- **Exercise prompt**: Tally the lines below that contain the word "this", and give only that number.

- **Raw records**:
◇ ◇ ◇
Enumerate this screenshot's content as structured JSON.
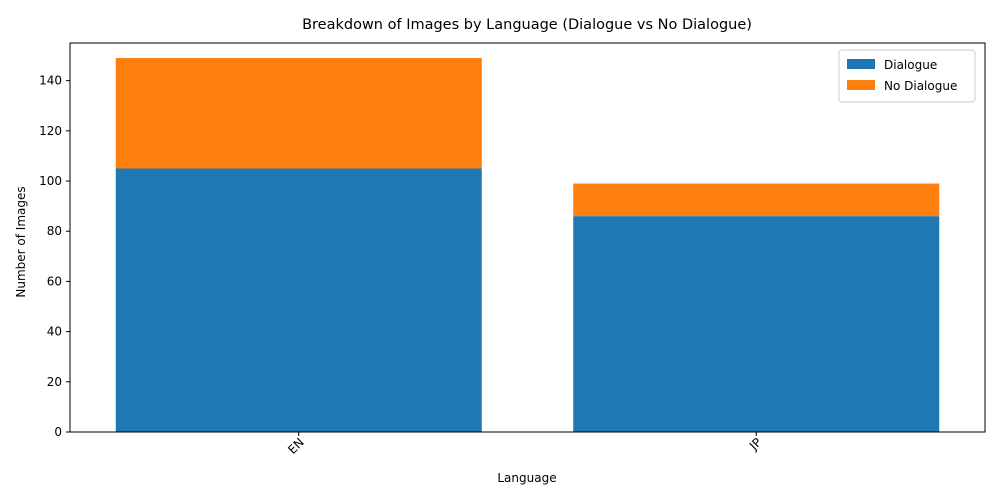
{
  "chart_data": {
    "type": "bar",
    "stacked": true,
    "title": "Breakdown of Images by Language (Dialogue vs No Dialogue)",
    "xlabel": "Language",
    "ylabel": "Number of Images",
    "categories": [
      "EN",
      "JP"
    ],
    "series": [
      {
        "name": "Dialogue",
        "values": [
          105,
          86
        ],
        "color": "#1f77b4"
      },
      {
        "name": "No Dialogue",
        "values": [
          44,
          13
        ],
        "color": "#ff7f0e"
      }
    ],
    "ylim": [
      0,
      155
    ],
    "yticks": [
      0,
      20,
      40,
      60,
      80,
      100,
      120,
      140
    ],
    "xtick_rotation": 45,
    "grid": false,
    "legend_position": "top-right"
  }
}
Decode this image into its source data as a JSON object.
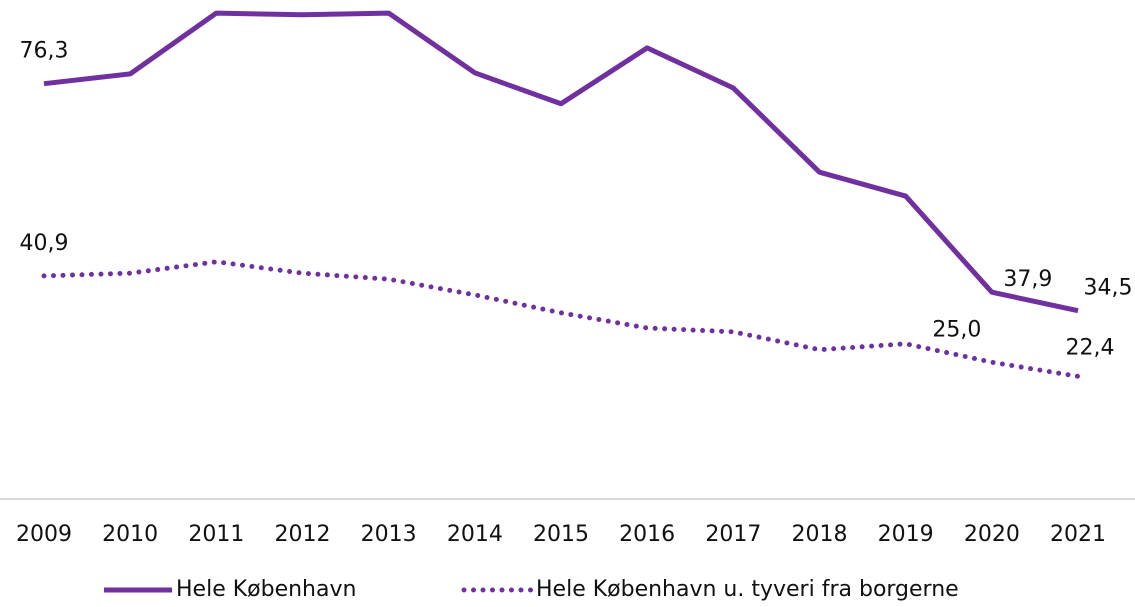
{
  "chart_data": {
    "type": "line",
    "categories": [
      "2009",
      "2010",
      "2011",
      "2012",
      "2013",
      "2014",
      "2015",
      "2016",
      "2017",
      "2018",
      "2019",
      "2020",
      "2021"
    ],
    "series": [
      {
        "name": "Hele København",
        "color": "#7030a0",
        "style": "solid",
        "values": [
          76.3,
          78.1,
          89.3,
          89.0,
          89.3,
          78.3,
          72.6,
          82.9,
          75.5,
          60.0,
          55.6,
          37.9,
          34.5
        ],
        "value_labels": [
          "76,3",
          null,
          null,
          null,
          null,
          null,
          null,
          null,
          null,
          null,
          null,
          "37,9",
          "34,5"
        ]
      },
      {
        "name": "Hele København u. tyveri fra borgerne",
        "color": "#7030a0",
        "style": "dotted",
        "values": [
          40.9,
          41.4,
          43.5,
          41.4,
          40.3,
          37.4,
          34.1,
          31.3,
          30.6,
          27.3,
          28.4,
          25.0,
          22.4
        ],
        "value_labels": [
          "40,9",
          null,
          null,
          null,
          null,
          null,
          null,
          null,
          null,
          null,
          null,
          "25,0",
          "22,4"
        ]
      }
    ]
  }
}
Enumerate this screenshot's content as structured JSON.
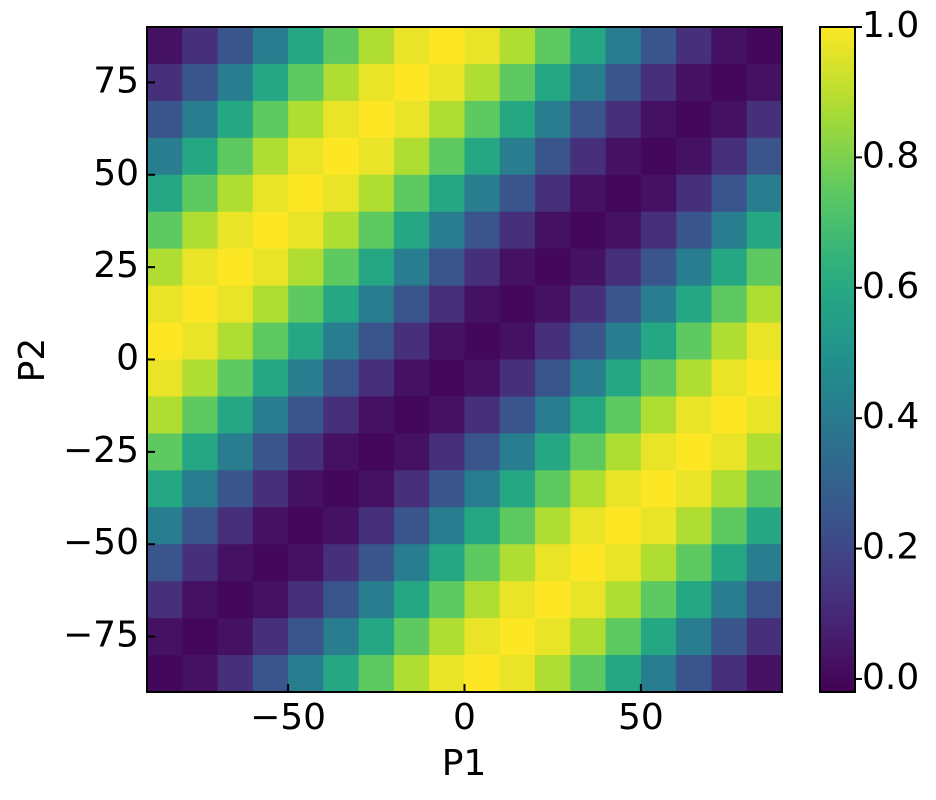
{
  "chart_data": {
    "type": "heatmap",
    "colormap": "viridis",
    "x_label": "P1",
    "y_label": "P2",
    "x": [
      -85,
      -75,
      -65,
      -55,
      -45,
      -35,
      -25,
      -15,
      -5,
      5,
      15,
      25,
      35,
      45,
      55,
      65,
      75,
      85
    ],
    "y": [
      85,
      75,
      65,
      55,
      45,
      35,
      25,
      15,
      5,
      -5,
      -15,
      -25,
      -35,
      -45,
      -55,
      -65,
      -75,
      -85
    ],
    "values": [
      [
        0.03,
        0.12,
        0.25,
        0.41,
        0.59,
        0.75,
        0.88,
        0.97,
        1,
        0.97,
        0.88,
        0.75,
        0.59,
        0.41,
        0.25,
        0.12,
        0.03,
        0
      ],
      [
        0.12,
        0.25,
        0.41,
        0.59,
        0.75,
        0.88,
        0.97,
        1,
        0.97,
        0.88,
        0.75,
        0.59,
        0.41,
        0.25,
        0.12,
        0.03,
        0,
        0.03
      ],
      [
        0.25,
        0.41,
        0.59,
        0.75,
        0.88,
        0.97,
        1,
        0.97,
        0.88,
        0.75,
        0.59,
        0.41,
        0.25,
        0.12,
        0.03,
        0,
        0.03,
        0.12
      ],
      [
        0.41,
        0.59,
        0.75,
        0.88,
        0.97,
        1,
        0.97,
        0.88,
        0.75,
        0.59,
        0.41,
        0.25,
        0.12,
        0.03,
        0,
        0.03,
        0.12,
        0.25
      ],
      [
        0.59,
        0.75,
        0.88,
        0.97,
        1,
        0.97,
        0.88,
        0.75,
        0.59,
        0.41,
        0.25,
        0.12,
        0.03,
        0,
        0.03,
        0.12,
        0.25,
        0.41
      ],
      [
        0.75,
        0.88,
        0.97,
        1,
        0.97,
        0.88,
        0.75,
        0.59,
        0.41,
        0.25,
        0.12,
        0.03,
        0,
        0.03,
        0.12,
        0.25,
        0.41,
        0.59
      ],
      [
        0.88,
        0.97,
        1,
        0.97,
        0.88,
        0.75,
        0.59,
        0.41,
        0.25,
        0.12,
        0.03,
        0,
        0.03,
        0.12,
        0.25,
        0.41,
        0.59,
        0.75
      ],
      [
        0.97,
        1,
        0.97,
        0.88,
        0.75,
        0.59,
        0.41,
        0.25,
        0.12,
        0.03,
        0,
        0.03,
        0.12,
        0.25,
        0.41,
        0.59,
        0.75,
        0.88
      ],
      [
        1,
        0.97,
        0.88,
        0.75,
        0.59,
        0.41,
        0.25,
        0.12,
        0.03,
        0,
        0.03,
        0.12,
        0.25,
        0.41,
        0.59,
        0.75,
        0.88,
        0.97
      ],
      [
        0.97,
        0.88,
        0.75,
        0.59,
        0.41,
        0.25,
        0.12,
        0.03,
        0,
        0.03,
        0.12,
        0.25,
        0.41,
        0.59,
        0.75,
        0.88,
        0.97,
        1
      ],
      [
        0.88,
        0.75,
        0.59,
        0.41,
        0.25,
        0.12,
        0.03,
        0,
        0.03,
        0.12,
        0.25,
        0.41,
        0.59,
        0.75,
        0.88,
        0.97,
        1,
        0.97
      ],
      [
        0.75,
        0.59,
        0.41,
        0.25,
        0.12,
        0.03,
        0,
        0.03,
        0.12,
        0.25,
        0.41,
        0.59,
        0.75,
        0.88,
        0.97,
        1,
        0.97,
        0.88
      ],
      [
        0.59,
        0.41,
        0.25,
        0.12,
        0.03,
        0,
        0.03,
        0.12,
        0.25,
        0.41,
        0.59,
        0.75,
        0.88,
        0.97,
        1,
        0.97,
        0.88,
        0.75
      ],
      [
        0.41,
        0.25,
        0.12,
        0.03,
        0,
        0.03,
        0.12,
        0.25,
        0.41,
        0.59,
        0.75,
        0.88,
        0.97,
        1,
        0.97,
        0.88,
        0.75,
        0.59
      ],
      [
        0.25,
        0.12,
        0.03,
        0,
        0.03,
        0.12,
        0.25,
        0.41,
        0.59,
        0.75,
        0.88,
        0.97,
        1,
        0.97,
        0.88,
        0.75,
        0.59,
        0.41
      ],
      [
        0.12,
        0.03,
        0,
        0.03,
        0.12,
        0.25,
        0.41,
        0.59,
        0.75,
        0.88,
        0.97,
        1,
        0.97,
        0.88,
        0.75,
        0.59,
        0.41,
        0.25
      ],
      [
        0.03,
        0,
        0.03,
        0.12,
        0.25,
        0.41,
        0.59,
        0.75,
        0.88,
        0.97,
        1,
        0.97,
        0.88,
        0.75,
        0.59,
        0.41,
        0.25,
        0.12
      ],
      [
        0,
        0.03,
        0.12,
        0.25,
        0.41,
        0.59,
        0.75,
        0.88,
        0.97,
        1,
        0.97,
        0.88,
        0.75,
        0.59,
        0.41,
        0.25,
        0.12,
        0.03
      ]
    ],
    "xlim": [
      -90,
      90
    ],
    "ylim": [
      -90,
      90
    ],
    "xticks": [
      {
        "value": -50,
        "label": "−50"
      },
      0,
      50
    ],
    "yticks": [
      {
        "value": -75,
        "label": "−75"
      },
      {
        "value": -50,
        "label": "−50"
      },
      {
        "value": -25,
        "label": "−25"
      },
      0,
      25,
      50,
      75
    ],
    "zlim": [
      -0.02,
      1
    ],
    "zticks": [
      {
        "value": 0,
        "label": "0.0"
      },
      {
        "value": 0.2,
        "label": "0.2"
      },
      {
        "value": 0.4,
        "label": "0.4"
      },
      {
        "value": 0.6,
        "label": "0.6"
      },
      {
        "value": 0.8,
        "label": "0.8"
      },
      {
        "value": 1,
        "label": "1.0"
      }
    ]
  }
}
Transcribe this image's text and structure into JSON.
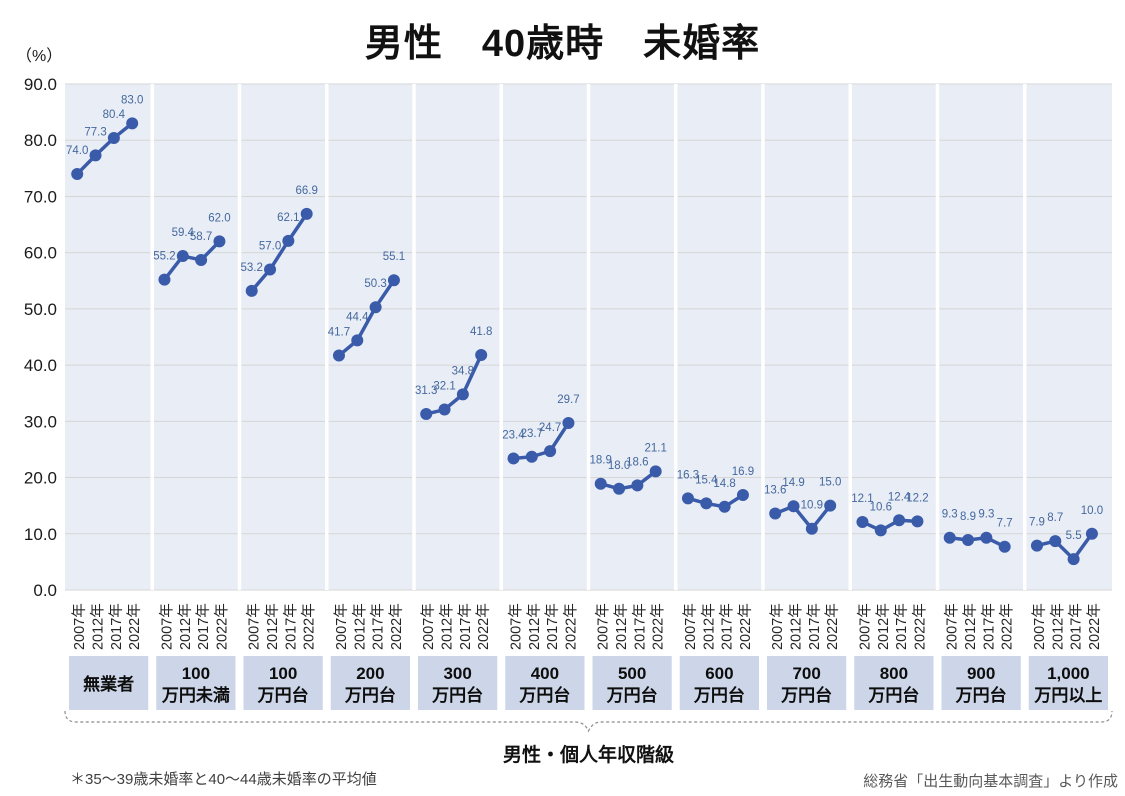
{
  "title": "男性　40歳時　未婚率",
  "unit_label": "（%）",
  "x_axis_group_title": "男性・個人年収階級",
  "footnote": "＊35〜39歳未婚率と40〜44歳未婚率の平均値",
  "source": "総務省「出生動向基本調査」より作成",
  "colors": {
    "series_line": "#3a5ba9",
    "data_label": "#44689e",
    "plot_background": "#e9edf5",
    "gridline": "#d6d6d6",
    "group_separator": "#ffffff",
    "category_box": "#cdd6e8",
    "axis_text": "#262626",
    "brace": "#8c8c8c"
  },
  "chart_data": {
    "type": "line",
    "title": "男性　40歳時　未婚率",
    "ylabel": "（%）",
    "ylim": [
      0,
      90
    ],
    "ytick_step": 10,
    "grid": true,
    "legend": "none",
    "years": [
      "2007年",
      "2012年",
      "2017年",
      "2022年"
    ],
    "groups": [
      {
        "label": [
          "無業者"
        ],
        "values": [
          74.0,
          77.3,
          80.4,
          83.0
        ]
      },
      {
        "label": [
          "100",
          "万円未満"
        ],
        "values": [
          55.2,
          59.4,
          58.7,
          62.0
        ]
      },
      {
        "label": [
          "100",
          "万円台"
        ],
        "values": [
          53.2,
          57.0,
          62.1,
          66.9
        ]
      },
      {
        "label": [
          "200",
          "万円台"
        ],
        "values": [
          41.7,
          44.4,
          50.3,
          55.1
        ]
      },
      {
        "label": [
          "300",
          "万円台"
        ],
        "values": [
          31.3,
          32.1,
          34.8,
          41.8
        ]
      },
      {
        "label": [
          "400",
          "万円台"
        ],
        "values": [
          23.4,
          23.7,
          24.7,
          29.7
        ]
      },
      {
        "label": [
          "500",
          "万円台"
        ],
        "values": [
          18.9,
          18.0,
          18.6,
          21.1
        ]
      },
      {
        "label": [
          "600",
          "万円台"
        ],
        "values": [
          16.3,
          15.4,
          14.8,
          16.9
        ]
      },
      {
        "label": [
          "700",
          "万円台"
        ],
        "values": [
          13.6,
          14.9,
          10.9,
          15.0
        ]
      },
      {
        "label": [
          "800",
          "万円台"
        ],
        "values": [
          12.1,
          10.6,
          12.4,
          12.2
        ]
      },
      {
        "label": [
          "900",
          "万円台"
        ],
        "values": [
          9.3,
          8.9,
          9.3,
          7.7
        ]
      },
      {
        "label": [
          "1,000",
          "万円以上"
        ],
        "values": [
          7.9,
          8.7,
          5.5,
          10.0
        ]
      }
    ]
  }
}
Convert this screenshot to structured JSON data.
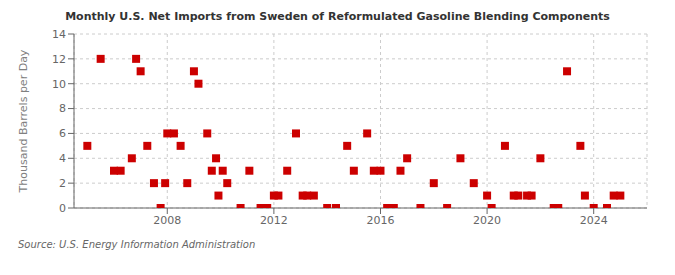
◇ ◇ ◇
- **Answer below**: 5